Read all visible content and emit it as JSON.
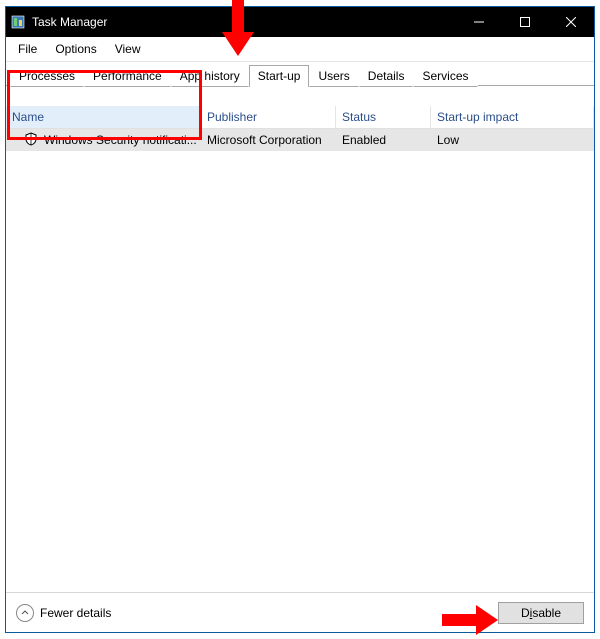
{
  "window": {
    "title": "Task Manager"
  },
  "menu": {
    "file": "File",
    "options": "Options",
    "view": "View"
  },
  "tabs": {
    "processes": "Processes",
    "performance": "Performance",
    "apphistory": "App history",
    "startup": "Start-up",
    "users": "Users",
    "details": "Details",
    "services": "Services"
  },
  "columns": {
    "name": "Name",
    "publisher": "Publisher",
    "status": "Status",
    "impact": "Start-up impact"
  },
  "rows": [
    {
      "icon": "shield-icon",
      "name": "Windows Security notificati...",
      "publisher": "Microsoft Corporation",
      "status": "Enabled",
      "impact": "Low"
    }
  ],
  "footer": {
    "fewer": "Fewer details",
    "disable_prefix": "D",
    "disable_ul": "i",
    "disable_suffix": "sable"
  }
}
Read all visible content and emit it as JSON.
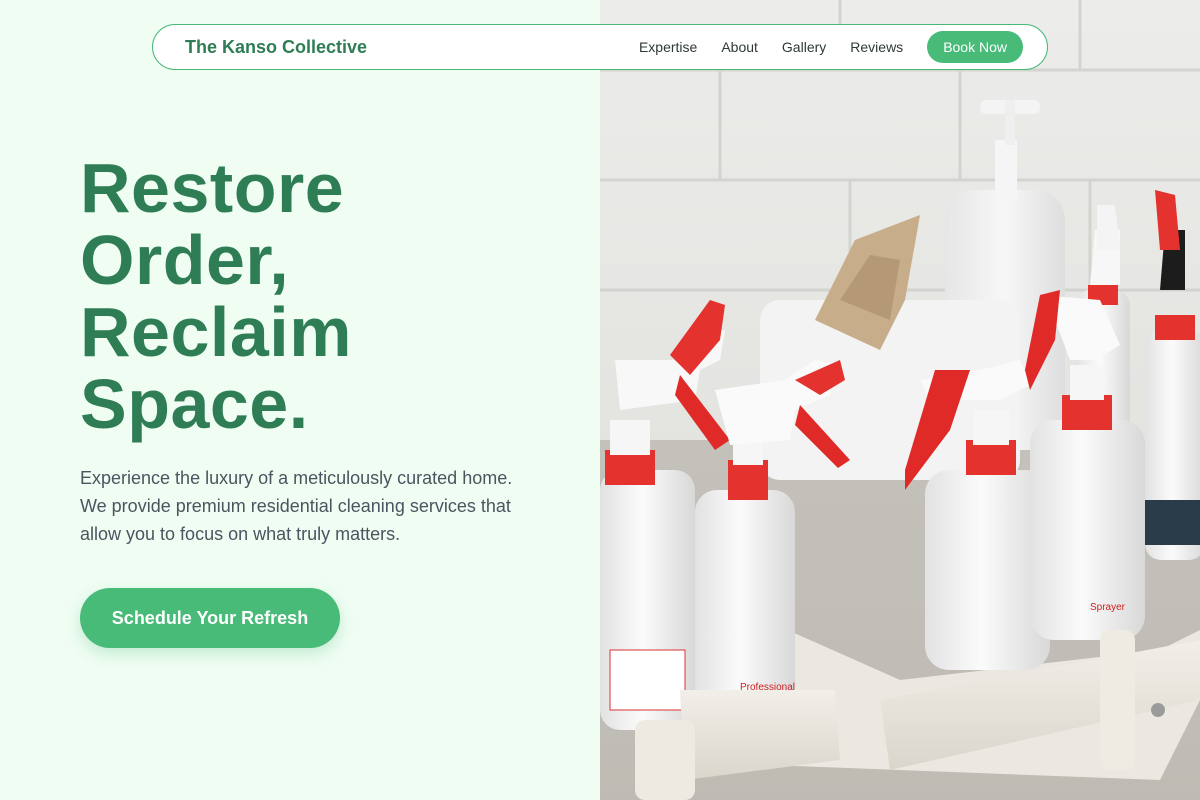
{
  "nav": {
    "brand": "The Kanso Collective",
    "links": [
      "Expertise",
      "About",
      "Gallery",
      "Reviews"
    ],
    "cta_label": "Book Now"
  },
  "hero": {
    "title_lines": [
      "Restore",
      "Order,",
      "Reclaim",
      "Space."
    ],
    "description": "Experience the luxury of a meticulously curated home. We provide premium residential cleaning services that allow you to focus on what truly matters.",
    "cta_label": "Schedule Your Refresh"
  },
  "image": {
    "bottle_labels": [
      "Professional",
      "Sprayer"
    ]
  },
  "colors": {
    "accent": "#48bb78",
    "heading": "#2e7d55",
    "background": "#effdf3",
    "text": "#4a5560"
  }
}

> [INSTRUCTION]
Repeat each entry exactly as it appears; skip any picture.

> [OUTPUT OF THE EXERCISE]
Read all visible content and emit it as JSON.
{
  "window": {
    "title": "Task Manager"
  },
  "menu": {
    "file": "File",
    "options": "Options",
    "view": "View"
  },
  "tabs": {
    "processes": "Processes",
    "performance": "Performance",
    "apphistory": "App history",
    "startup": "Start-up",
    "users": "Users",
    "details": "Details",
    "services": "Services"
  },
  "columns": {
    "name": "Name",
    "publisher": "Publisher",
    "status": "Status",
    "impact": "Start-up impact"
  },
  "rows": [
    {
      "icon": "shield-icon",
      "name": "Windows Security notificati...",
      "publisher": "Microsoft Corporation",
      "status": "Enabled",
      "impact": "Low"
    }
  ],
  "footer": {
    "fewer": "Fewer details",
    "disable_prefix": "D",
    "disable_ul": "i",
    "disable_suffix": "sable"
  }
}
Read all visible content and emit it as JSON.
{
  "nav": {
    "brand": "The Kanso Collective",
    "links": [
      "Expertise",
      "About",
      "Gallery",
      "Reviews"
    ],
    "cta_label": "Book Now"
  },
  "hero": {
    "title_lines": [
      "Restore",
      "Order,",
      "Reclaim",
      "Space."
    ],
    "description": "Experience the luxury of a meticulously curated home. We provide premium residential cleaning services that allow you to focus on what truly matters.",
    "cta_label": "Schedule Your Refresh"
  },
  "image": {
    "bottle_labels": [
      "Professional",
      "Sprayer"
    ]
  },
  "colors": {
    "accent": "#48bb78",
    "heading": "#2e7d55",
    "background": "#effdf3",
    "text": "#4a5560"
  }
}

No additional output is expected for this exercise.